Objective - Take every line that has the string "usage" and copy it out.

Dataset rows:
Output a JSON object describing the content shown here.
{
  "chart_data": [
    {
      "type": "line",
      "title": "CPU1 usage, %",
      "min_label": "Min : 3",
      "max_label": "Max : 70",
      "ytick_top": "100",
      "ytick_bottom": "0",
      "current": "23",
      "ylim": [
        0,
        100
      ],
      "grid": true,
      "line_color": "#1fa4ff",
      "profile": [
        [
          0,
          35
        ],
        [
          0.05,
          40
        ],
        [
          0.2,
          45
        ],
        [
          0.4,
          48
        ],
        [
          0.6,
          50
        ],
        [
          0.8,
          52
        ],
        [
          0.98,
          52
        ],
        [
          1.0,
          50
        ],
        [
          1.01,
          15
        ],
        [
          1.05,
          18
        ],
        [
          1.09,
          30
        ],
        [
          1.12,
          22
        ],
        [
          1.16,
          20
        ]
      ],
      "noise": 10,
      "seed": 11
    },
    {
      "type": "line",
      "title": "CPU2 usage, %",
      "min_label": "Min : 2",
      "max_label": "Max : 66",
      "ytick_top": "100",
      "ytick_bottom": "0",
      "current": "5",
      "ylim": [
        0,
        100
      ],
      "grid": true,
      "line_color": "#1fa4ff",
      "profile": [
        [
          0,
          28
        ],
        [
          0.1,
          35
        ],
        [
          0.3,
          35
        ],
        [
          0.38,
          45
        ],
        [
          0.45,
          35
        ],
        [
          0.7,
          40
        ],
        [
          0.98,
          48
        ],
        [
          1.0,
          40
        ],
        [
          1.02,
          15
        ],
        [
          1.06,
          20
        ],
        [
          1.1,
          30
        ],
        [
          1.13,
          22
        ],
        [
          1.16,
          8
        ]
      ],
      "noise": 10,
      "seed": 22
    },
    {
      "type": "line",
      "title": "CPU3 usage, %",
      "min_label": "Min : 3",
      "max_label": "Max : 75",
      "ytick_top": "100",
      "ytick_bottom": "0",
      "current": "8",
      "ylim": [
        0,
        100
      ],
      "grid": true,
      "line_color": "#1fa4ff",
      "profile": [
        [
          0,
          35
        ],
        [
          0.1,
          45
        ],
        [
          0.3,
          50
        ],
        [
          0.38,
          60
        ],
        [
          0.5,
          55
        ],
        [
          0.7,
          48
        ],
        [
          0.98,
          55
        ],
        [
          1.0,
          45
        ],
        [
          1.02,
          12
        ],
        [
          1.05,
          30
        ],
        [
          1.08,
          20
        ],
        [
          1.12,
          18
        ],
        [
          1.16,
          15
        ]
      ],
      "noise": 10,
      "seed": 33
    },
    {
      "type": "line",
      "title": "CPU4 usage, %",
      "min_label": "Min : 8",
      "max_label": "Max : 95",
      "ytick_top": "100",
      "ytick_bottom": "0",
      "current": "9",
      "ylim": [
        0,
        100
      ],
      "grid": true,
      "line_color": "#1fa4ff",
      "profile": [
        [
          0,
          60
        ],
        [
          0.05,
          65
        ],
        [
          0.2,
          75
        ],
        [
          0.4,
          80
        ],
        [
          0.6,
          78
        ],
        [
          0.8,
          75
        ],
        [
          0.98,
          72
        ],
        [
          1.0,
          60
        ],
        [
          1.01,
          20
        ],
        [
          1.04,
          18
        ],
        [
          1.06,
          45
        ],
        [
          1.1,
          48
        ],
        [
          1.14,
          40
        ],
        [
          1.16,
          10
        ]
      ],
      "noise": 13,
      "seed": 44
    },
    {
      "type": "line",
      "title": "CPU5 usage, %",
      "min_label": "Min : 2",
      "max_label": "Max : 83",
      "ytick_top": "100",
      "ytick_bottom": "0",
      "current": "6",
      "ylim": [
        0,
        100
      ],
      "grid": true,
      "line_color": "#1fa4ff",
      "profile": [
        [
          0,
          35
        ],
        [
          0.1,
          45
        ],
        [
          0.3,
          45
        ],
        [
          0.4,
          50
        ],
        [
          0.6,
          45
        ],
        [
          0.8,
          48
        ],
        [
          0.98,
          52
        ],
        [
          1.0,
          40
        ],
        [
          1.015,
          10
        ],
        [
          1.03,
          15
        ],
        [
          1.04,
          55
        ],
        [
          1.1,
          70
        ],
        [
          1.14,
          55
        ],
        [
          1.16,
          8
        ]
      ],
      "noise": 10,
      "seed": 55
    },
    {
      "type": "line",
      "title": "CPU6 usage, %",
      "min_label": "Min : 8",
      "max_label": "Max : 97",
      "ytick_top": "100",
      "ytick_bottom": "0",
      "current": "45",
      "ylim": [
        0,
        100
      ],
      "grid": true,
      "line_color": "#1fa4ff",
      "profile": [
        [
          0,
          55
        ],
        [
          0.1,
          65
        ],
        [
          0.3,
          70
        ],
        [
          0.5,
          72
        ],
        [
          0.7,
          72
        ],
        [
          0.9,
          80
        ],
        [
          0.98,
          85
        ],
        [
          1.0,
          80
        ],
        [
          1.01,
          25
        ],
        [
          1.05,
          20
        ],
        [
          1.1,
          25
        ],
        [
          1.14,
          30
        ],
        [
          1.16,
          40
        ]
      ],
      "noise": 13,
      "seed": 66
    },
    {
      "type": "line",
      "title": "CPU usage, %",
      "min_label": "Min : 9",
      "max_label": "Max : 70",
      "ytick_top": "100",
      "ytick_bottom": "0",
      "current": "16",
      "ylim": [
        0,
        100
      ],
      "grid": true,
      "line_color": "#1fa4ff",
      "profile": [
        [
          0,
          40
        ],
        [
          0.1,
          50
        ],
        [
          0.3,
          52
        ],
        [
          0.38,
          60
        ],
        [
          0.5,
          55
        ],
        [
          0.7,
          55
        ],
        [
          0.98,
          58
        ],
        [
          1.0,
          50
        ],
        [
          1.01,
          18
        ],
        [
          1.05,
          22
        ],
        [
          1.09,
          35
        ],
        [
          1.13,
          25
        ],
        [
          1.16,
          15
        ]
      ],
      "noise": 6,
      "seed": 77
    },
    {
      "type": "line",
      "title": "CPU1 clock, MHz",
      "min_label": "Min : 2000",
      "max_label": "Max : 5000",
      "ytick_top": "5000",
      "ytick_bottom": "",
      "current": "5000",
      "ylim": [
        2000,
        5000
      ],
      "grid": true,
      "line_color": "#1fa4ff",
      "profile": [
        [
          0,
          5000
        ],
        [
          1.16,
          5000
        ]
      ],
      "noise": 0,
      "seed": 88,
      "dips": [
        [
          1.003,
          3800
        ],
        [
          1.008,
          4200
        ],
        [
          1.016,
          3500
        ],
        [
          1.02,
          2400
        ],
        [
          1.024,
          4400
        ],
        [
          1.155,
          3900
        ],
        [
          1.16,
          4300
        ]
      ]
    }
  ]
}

Result below -
      "title": "CPU1 usage, %",
      "title": "CPU2 usage, %",
      "title": "CPU3 usage, %",
      "title": "CPU4 usage, %",
      "title": "CPU5 usage, %",
      "title": "CPU6 usage, %",
      "title": "CPU usage, %",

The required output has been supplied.